## [Requirement]
Copy the records below exactly, leaving out every picture.
BEGIN Exercise material
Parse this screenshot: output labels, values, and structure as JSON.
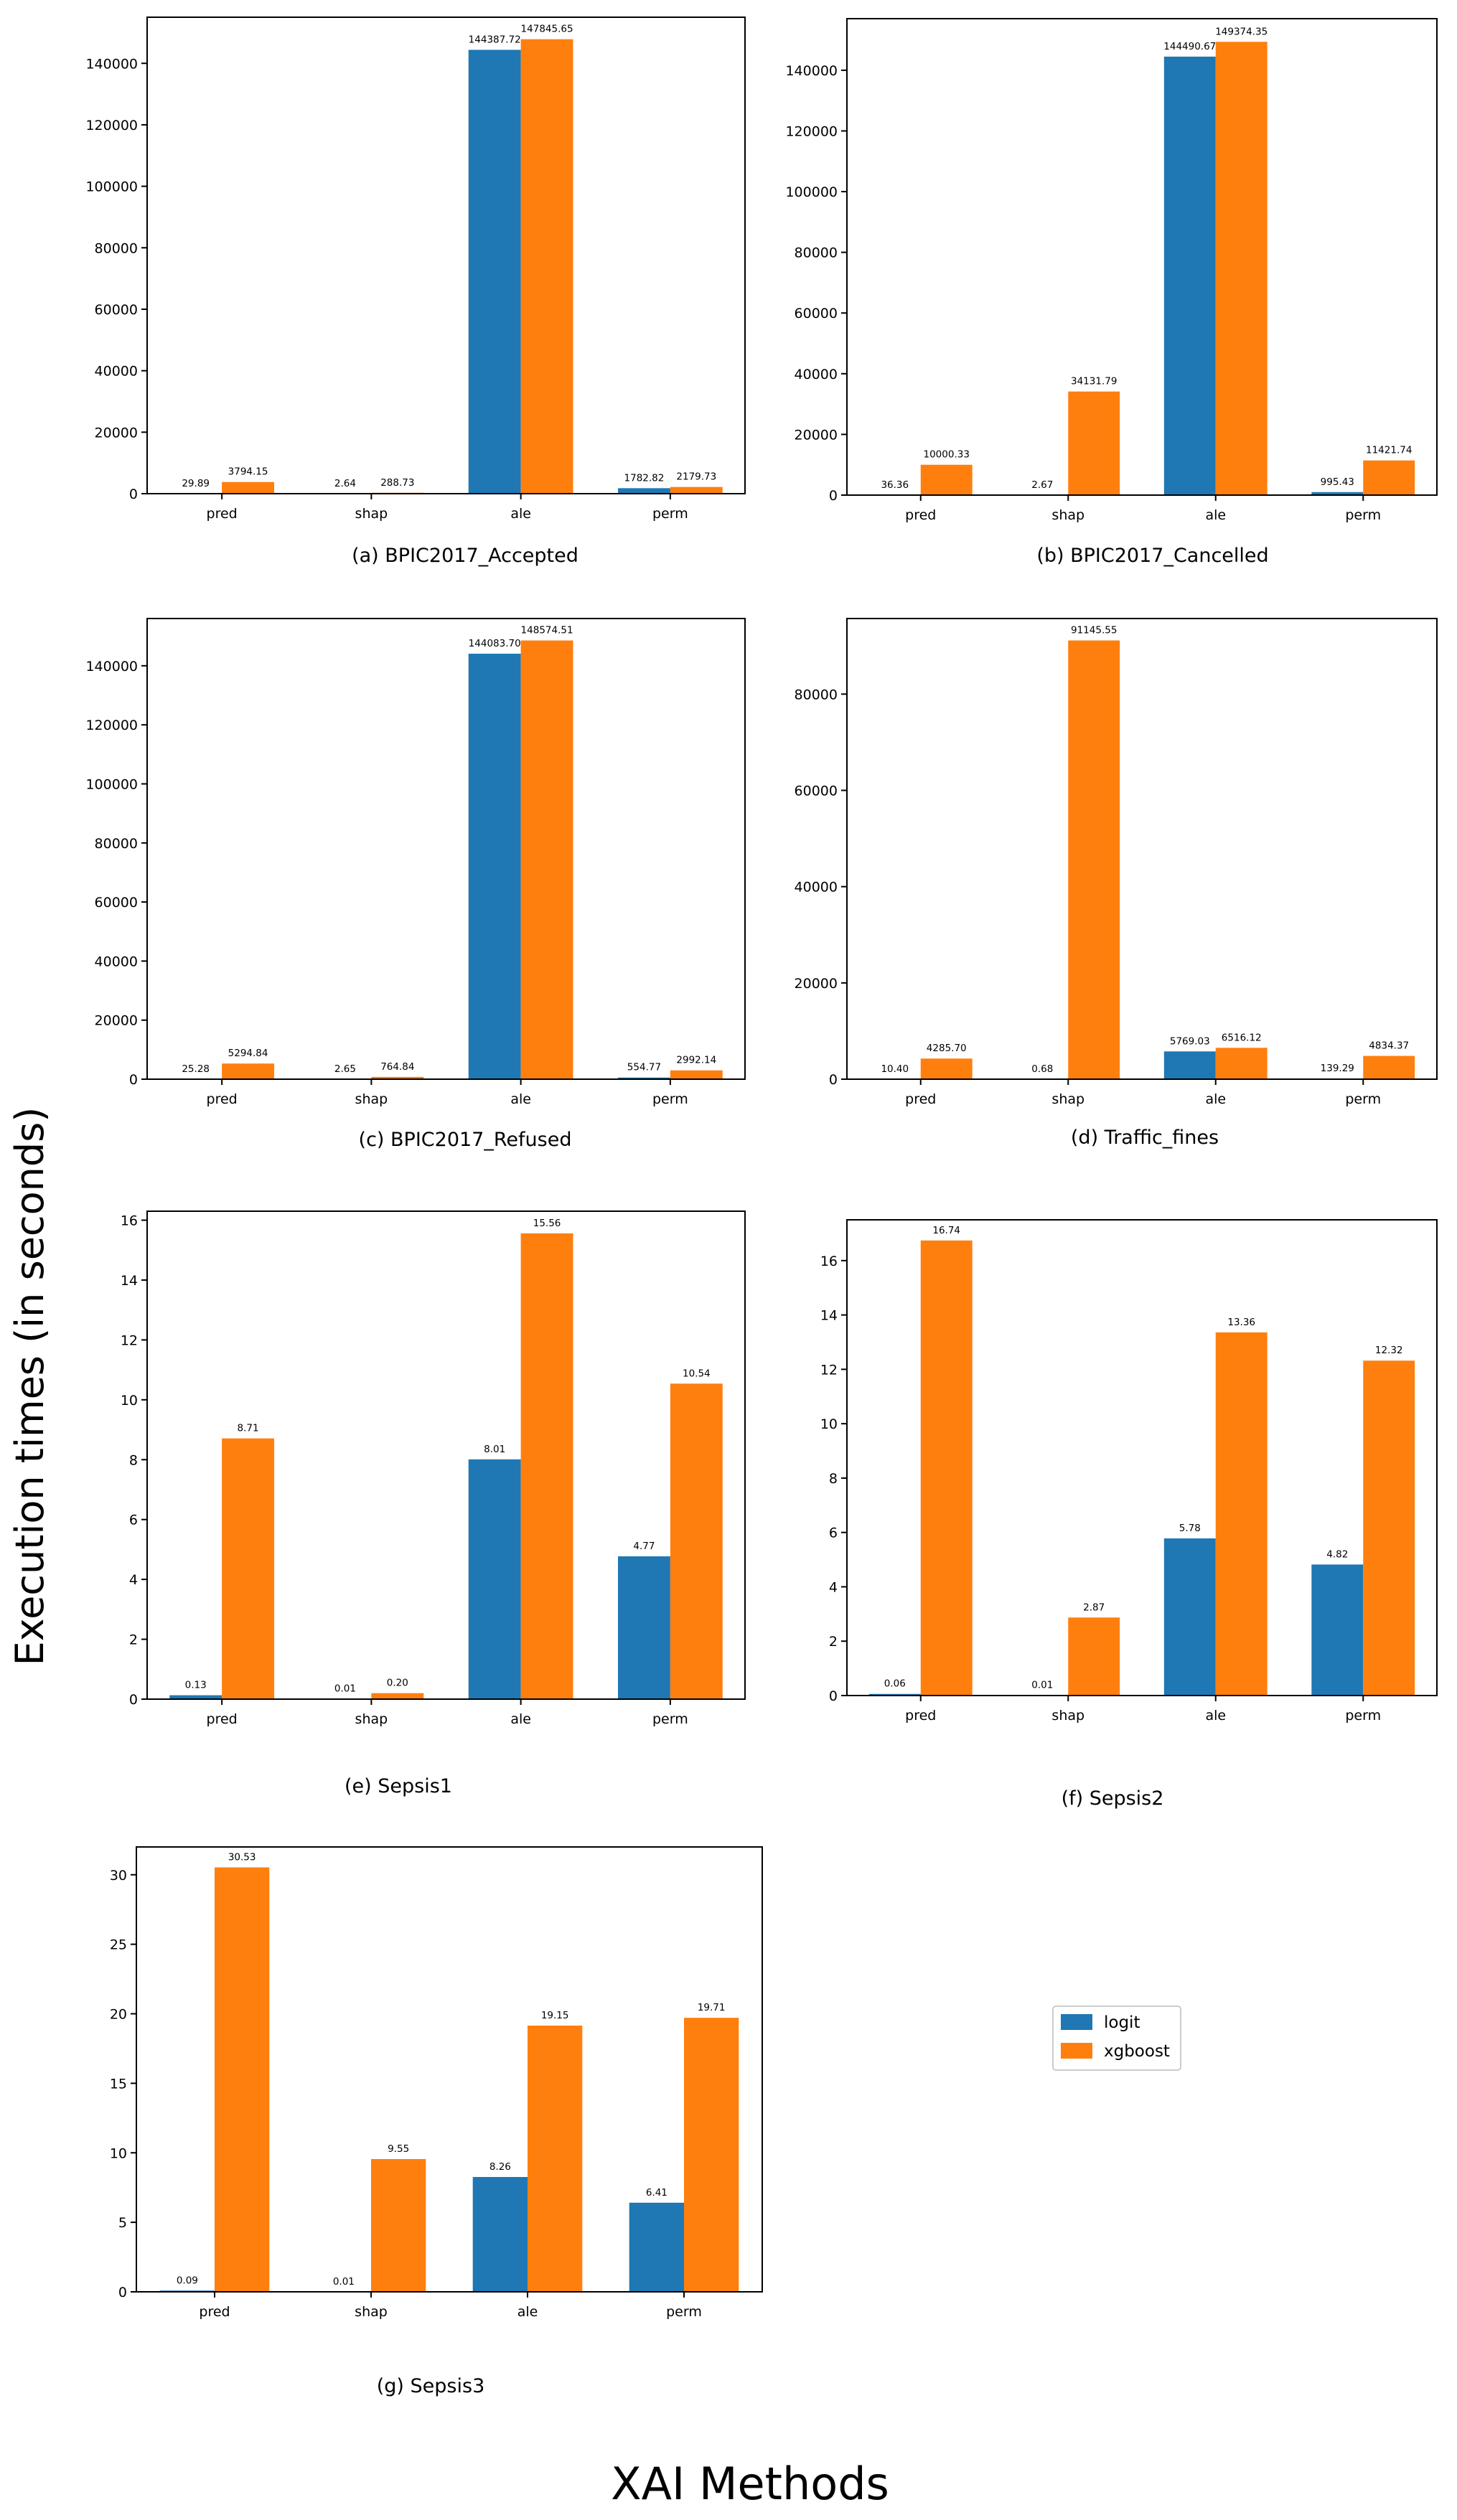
{
  "figure": {
    "ylabel": "Execution times (in seconds)",
    "xlabel": "XAI Methods",
    "legend": [
      {
        "name": "logit",
        "color": "#1f77b4"
      },
      {
        "name": "xgboost",
        "color": "#ff7f0e"
      }
    ]
  },
  "chart_data": [
    {
      "type": "bar",
      "caption": "(a) BPIC2017_Accepted",
      "categories": [
        "pred",
        "shap",
        "ale",
        "perm"
      ],
      "series": [
        {
          "name": "logit",
          "values": [
            29.89,
            2.64,
            144387.72,
            1782.82
          ],
          "labels": [
            "29.89",
            "2.64",
            "144387.72",
            "1782.82"
          ]
        },
        {
          "name": "xgboost",
          "values": [
            3794.15,
            288.73,
            147845.65,
            2179.73
          ],
          "labels": [
            "3794.15",
            "288.73",
            "147845.65",
            "2179.73"
          ]
        }
      ],
      "ylim": [
        0,
        155000
      ],
      "yticks": [
        0,
        20000,
        40000,
        60000,
        80000,
        100000,
        120000,
        140000
      ]
    },
    {
      "type": "bar",
      "caption": "(b) BPIC2017_Cancelled",
      "categories": [
        "pred",
        "shap",
        "ale",
        "perm"
      ],
      "series": [
        {
          "name": "logit",
          "values": [
            36.36,
            2.67,
            144490.67,
            995.43
          ],
          "labels": [
            "36.36",
            "2.67",
            "144490.67",
            "995.43"
          ]
        },
        {
          "name": "xgboost",
          "values": [
            10000.33,
            34131.79,
            149374.35,
            11421.74
          ],
          "labels": [
            "10000.33",
            "34131.79",
            "149374.35",
            "11421.74"
          ]
        }
      ],
      "ylim": [
        0,
        157000
      ],
      "yticks": [
        0,
        20000,
        40000,
        60000,
        80000,
        100000,
        120000,
        140000
      ]
    },
    {
      "type": "bar",
      "caption": "(c) BPIC2017_Refused",
      "categories": [
        "pred",
        "shap",
        "ale",
        "perm"
      ],
      "series": [
        {
          "name": "logit",
          "values": [
            25.28,
            2.65,
            144083.7,
            554.77
          ],
          "labels": [
            "25.28",
            "2.65",
            "144083.70",
            "554.77"
          ]
        },
        {
          "name": "xgboost",
          "values": [
            5294.84,
            764.84,
            148574.51,
            2992.14
          ],
          "labels": [
            "5294.84",
            "764.84",
            "148574.51",
            "2992.14"
          ]
        }
      ],
      "ylim": [
        0,
        156000
      ],
      "yticks": [
        0,
        20000,
        40000,
        60000,
        80000,
        100000,
        120000,
        140000
      ]
    },
    {
      "type": "bar",
      "caption": "(d) Traffic_fines",
      "categories": [
        "pred",
        "shap",
        "ale",
        "perm"
      ],
      "series": [
        {
          "name": "logit",
          "values": [
            10.4,
            0.68,
            5769.03,
            139.29
          ],
          "labels": [
            "10.40",
            "0.68",
            "5769.03",
            "139.29"
          ]
        },
        {
          "name": "xgboost",
          "values": [
            4285.7,
            91145.55,
            6516.12,
            4834.37
          ],
          "labels": [
            "4285.70",
            "91145.55",
            "6516.12",
            "4834.37"
          ]
        }
      ],
      "ylim": [
        0,
        95700
      ],
      "yticks": [
        0,
        20000,
        40000,
        60000,
        80000
      ]
    },
    {
      "type": "bar",
      "caption": "(e) Sepsis1",
      "categories": [
        "pred",
        "shap",
        "ale",
        "perm"
      ],
      "series": [
        {
          "name": "logit",
          "values": [
            0.13,
            0.01,
            8.01,
            4.77
          ],
          "labels": [
            "0.13",
            "0.01",
            "8.01",
            "4.77"
          ]
        },
        {
          "name": "xgboost",
          "values": [
            8.71,
            0.2,
            15.56,
            10.54
          ],
          "labels": [
            "8.71",
            "0.20",
            "15.56",
            "10.54"
          ]
        }
      ],
      "ylim": [
        0,
        16.3
      ],
      "yticks": [
        0,
        2,
        4,
        6,
        8,
        10,
        12,
        14,
        16
      ]
    },
    {
      "type": "bar",
      "caption": "(f) Sepsis2",
      "categories": [
        "pred",
        "shap",
        "ale",
        "perm"
      ],
      "series": [
        {
          "name": "logit",
          "values": [
            0.06,
            0.01,
            5.78,
            4.82
          ],
          "labels": [
            "0.06",
            "0.01",
            "5.78",
            "4.82"
          ]
        },
        {
          "name": "xgboost",
          "values": [
            16.74,
            2.87,
            13.36,
            12.32
          ],
          "labels": [
            "16.74",
            "2.87",
            "13.36",
            "12.32"
          ]
        }
      ],
      "ylim": [
        0,
        17.5
      ],
      "yticks": [
        0,
        2,
        4,
        6,
        8,
        10,
        12,
        14,
        16
      ]
    },
    {
      "type": "bar",
      "caption": "(g) Sepsis3",
      "categories": [
        "pred",
        "shap",
        "ale",
        "perm"
      ],
      "series": [
        {
          "name": "logit",
          "values": [
            0.09,
            0.01,
            8.26,
            6.41
          ],
          "labels": [
            "0.09",
            "0.01",
            "8.26",
            "6.41"
          ]
        },
        {
          "name": "xgboost",
          "values": [
            30.53,
            9.55,
            19.15,
            19.71
          ],
          "labels": [
            "30.53",
            "9.55",
            "19.15",
            "19.71"
          ]
        }
      ],
      "ylim": [
        0,
        32.0
      ],
      "yticks": [
        0,
        5,
        10,
        15,
        20,
        25,
        30
      ]
    }
  ]
}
END Exercise material
## [Correct answer]
Parse this screenshot: output labels, values, and structure as JSON.
{
  "figure": {
    "ylabel": "Execution times (in seconds)",
    "xlabel": "XAI Methods",
    "legend": [
      {
        "name": "logit",
        "color": "#1f77b4"
      },
      {
        "name": "xgboost",
        "color": "#ff7f0e"
      }
    ]
  },
  "chart_data": [
    {
      "type": "bar",
      "caption": "(a) BPIC2017_Accepted",
      "categories": [
        "pred",
        "shap",
        "ale",
        "perm"
      ],
      "series": [
        {
          "name": "logit",
          "values": [
            29.89,
            2.64,
            144387.72,
            1782.82
          ],
          "labels": [
            "29.89",
            "2.64",
            "144387.72",
            "1782.82"
          ]
        },
        {
          "name": "xgboost",
          "values": [
            3794.15,
            288.73,
            147845.65,
            2179.73
          ],
          "labels": [
            "3794.15",
            "288.73",
            "147845.65",
            "2179.73"
          ]
        }
      ],
      "ylim": [
        0,
        155000
      ],
      "yticks": [
        0,
        20000,
        40000,
        60000,
        80000,
        100000,
        120000,
        140000
      ]
    },
    {
      "type": "bar",
      "caption": "(b) BPIC2017_Cancelled",
      "categories": [
        "pred",
        "shap",
        "ale",
        "perm"
      ],
      "series": [
        {
          "name": "logit",
          "values": [
            36.36,
            2.67,
            144490.67,
            995.43
          ],
          "labels": [
            "36.36",
            "2.67",
            "144490.67",
            "995.43"
          ]
        },
        {
          "name": "xgboost",
          "values": [
            10000.33,
            34131.79,
            149374.35,
            11421.74
          ],
          "labels": [
            "10000.33",
            "34131.79",
            "149374.35",
            "11421.74"
          ]
        }
      ],
      "ylim": [
        0,
        157000
      ],
      "yticks": [
        0,
        20000,
        40000,
        60000,
        80000,
        100000,
        120000,
        140000
      ]
    },
    {
      "type": "bar",
      "caption": "(c) BPIC2017_Refused",
      "categories": [
        "pred",
        "shap",
        "ale",
        "perm"
      ],
      "series": [
        {
          "name": "logit",
          "values": [
            25.28,
            2.65,
            144083.7,
            554.77
          ],
          "labels": [
            "25.28",
            "2.65",
            "144083.70",
            "554.77"
          ]
        },
        {
          "name": "xgboost",
          "values": [
            5294.84,
            764.84,
            148574.51,
            2992.14
          ],
          "labels": [
            "5294.84",
            "764.84",
            "148574.51",
            "2992.14"
          ]
        }
      ],
      "ylim": [
        0,
        156000
      ],
      "yticks": [
        0,
        20000,
        40000,
        60000,
        80000,
        100000,
        120000,
        140000
      ]
    },
    {
      "type": "bar",
      "caption": "(d) Traffic_fines",
      "categories": [
        "pred",
        "shap",
        "ale",
        "perm"
      ],
      "series": [
        {
          "name": "logit",
          "values": [
            10.4,
            0.68,
            5769.03,
            139.29
          ],
          "labels": [
            "10.40",
            "0.68",
            "5769.03",
            "139.29"
          ]
        },
        {
          "name": "xgboost",
          "values": [
            4285.7,
            91145.55,
            6516.12,
            4834.37
          ],
          "labels": [
            "4285.70",
            "91145.55",
            "6516.12",
            "4834.37"
          ]
        }
      ],
      "ylim": [
        0,
        95700
      ],
      "yticks": [
        0,
        20000,
        40000,
        60000,
        80000
      ]
    },
    {
      "type": "bar",
      "caption": "(e) Sepsis1",
      "categories": [
        "pred",
        "shap",
        "ale",
        "perm"
      ],
      "series": [
        {
          "name": "logit",
          "values": [
            0.13,
            0.01,
            8.01,
            4.77
          ],
          "labels": [
            "0.13",
            "0.01",
            "8.01",
            "4.77"
          ]
        },
        {
          "name": "xgboost",
          "values": [
            8.71,
            0.2,
            15.56,
            10.54
          ],
          "labels": [
            "8.71",
            "0.20",
            "15.56",
            "10.54"
          ]
        }
      ],
      "ylim": [
        0,
        16.3
      ],
      "yticks": [
        0,
        2,
        4,
        6,
        8,
        10,
        12,
        14,
        16
      ]
    },
    {
      "type": "bar",
      "caption": "(f) Sepsis2",
      "categories": [
        "pred",
        "shap",
        "ale",
        "perm"
      ],
      "series": [
        {
          "name": "logit",
          "values": [
            0.06,
            0.01,
            5.78,
            4.82
          ],
          "labels": [
            "0.06",
            "0.01",
            "5.78",
            "4.82"
          ]
        },
        {
          "name": "xgboost",
          "values": [
            16.74,
            2.87,
            13.36,
            12.32
          ],
          "labels": [
            "16.74",
            "2.87",
            "13.36",
            "12.32"
          ]
        }
      ],
      "ylim": [
        0,
        17.5
      ],
      "yticks": [
        0,
        2,
        4,
        6,
        8,
        10,
        12,
        14,
        16
      ]
    },
    {
      "type": "bar",
      "caption": "(g) Sepsis3",
      "categories": [
        "pred",
        "shap",
        "ale",
        "perm"
      ],
      "series": [
        {
          "name": "logit",
          "values": [
            0.09,
            0.01,
            8.26,
            6.41
          ],
          "labels": [
            "0.09",
            "0.01",
            "8.26",
            "6.41"
          ]
        },
        {
          "name": "xgboost",
          "values": [
            30.53,
            9.55,
            19.15,
            19.71
          ],
          "labels": [
            "30.53",
            "9.55",
            "19.15",
            "19.71"
          ]
        }
      ],
      "ylim": [
        0,
        32.0
      ],
      "yticks": [
        0,
        5,
        10,
        15,
        20,
        25,
        30
      ]
    }
  ]
}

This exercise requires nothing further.